- _Materials provided_
==================================================
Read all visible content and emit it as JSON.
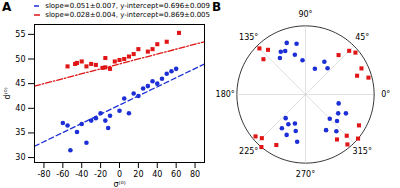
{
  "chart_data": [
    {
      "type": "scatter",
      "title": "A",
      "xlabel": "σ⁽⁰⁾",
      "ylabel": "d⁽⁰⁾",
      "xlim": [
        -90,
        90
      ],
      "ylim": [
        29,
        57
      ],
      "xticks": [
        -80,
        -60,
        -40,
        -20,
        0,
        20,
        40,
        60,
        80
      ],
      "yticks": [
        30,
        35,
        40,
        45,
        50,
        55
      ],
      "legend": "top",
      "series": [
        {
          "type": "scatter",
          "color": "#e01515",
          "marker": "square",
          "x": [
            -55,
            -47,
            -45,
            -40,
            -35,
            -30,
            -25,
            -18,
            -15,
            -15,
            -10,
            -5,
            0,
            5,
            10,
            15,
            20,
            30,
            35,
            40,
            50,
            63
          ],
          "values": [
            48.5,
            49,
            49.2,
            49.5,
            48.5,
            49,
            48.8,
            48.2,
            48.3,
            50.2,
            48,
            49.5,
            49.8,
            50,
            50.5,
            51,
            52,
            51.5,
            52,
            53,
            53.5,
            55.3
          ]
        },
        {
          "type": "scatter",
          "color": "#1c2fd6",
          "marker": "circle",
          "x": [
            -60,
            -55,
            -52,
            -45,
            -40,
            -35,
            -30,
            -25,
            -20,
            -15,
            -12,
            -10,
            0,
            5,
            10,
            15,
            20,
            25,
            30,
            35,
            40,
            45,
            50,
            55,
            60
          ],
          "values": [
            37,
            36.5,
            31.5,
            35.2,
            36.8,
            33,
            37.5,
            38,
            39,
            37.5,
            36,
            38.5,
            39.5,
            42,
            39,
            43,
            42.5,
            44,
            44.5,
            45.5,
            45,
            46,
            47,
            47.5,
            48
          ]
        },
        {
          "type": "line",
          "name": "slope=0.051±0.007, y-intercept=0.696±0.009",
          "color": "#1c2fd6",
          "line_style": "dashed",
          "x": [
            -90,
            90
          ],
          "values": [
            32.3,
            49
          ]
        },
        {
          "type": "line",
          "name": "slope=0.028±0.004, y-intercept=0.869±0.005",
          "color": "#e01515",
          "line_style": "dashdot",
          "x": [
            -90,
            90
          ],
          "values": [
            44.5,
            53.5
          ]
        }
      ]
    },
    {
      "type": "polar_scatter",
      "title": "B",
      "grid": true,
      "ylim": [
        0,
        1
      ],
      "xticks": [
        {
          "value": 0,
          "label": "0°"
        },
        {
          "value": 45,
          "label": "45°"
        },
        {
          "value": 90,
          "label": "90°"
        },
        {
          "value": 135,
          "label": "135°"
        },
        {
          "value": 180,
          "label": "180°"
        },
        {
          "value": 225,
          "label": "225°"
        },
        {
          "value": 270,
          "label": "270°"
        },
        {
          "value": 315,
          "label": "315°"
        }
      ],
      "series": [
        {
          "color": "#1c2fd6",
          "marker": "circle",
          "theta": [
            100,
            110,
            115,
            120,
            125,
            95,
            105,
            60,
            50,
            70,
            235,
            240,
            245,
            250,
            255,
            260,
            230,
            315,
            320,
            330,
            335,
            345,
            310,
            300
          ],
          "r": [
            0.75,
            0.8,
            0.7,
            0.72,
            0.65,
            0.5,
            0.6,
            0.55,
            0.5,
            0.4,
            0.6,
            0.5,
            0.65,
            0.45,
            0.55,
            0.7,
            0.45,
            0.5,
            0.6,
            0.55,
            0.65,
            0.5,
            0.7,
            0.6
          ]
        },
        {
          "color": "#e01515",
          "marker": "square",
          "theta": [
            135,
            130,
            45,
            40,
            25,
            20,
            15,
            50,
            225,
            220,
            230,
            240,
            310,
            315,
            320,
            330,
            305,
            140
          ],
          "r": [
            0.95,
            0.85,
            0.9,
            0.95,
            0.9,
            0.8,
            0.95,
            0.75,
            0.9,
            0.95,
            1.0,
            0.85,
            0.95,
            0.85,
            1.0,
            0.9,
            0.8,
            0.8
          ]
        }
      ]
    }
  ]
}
==================================================
- _Directions_
Pick out lines containing the word "intercept", each one as written.

- _Answer_
          "name": "slope=0.051±0.007, y-intercept=0.696±0.009",
          "name": "slope=0.028±0.004, y-intercept=0.869±0.005",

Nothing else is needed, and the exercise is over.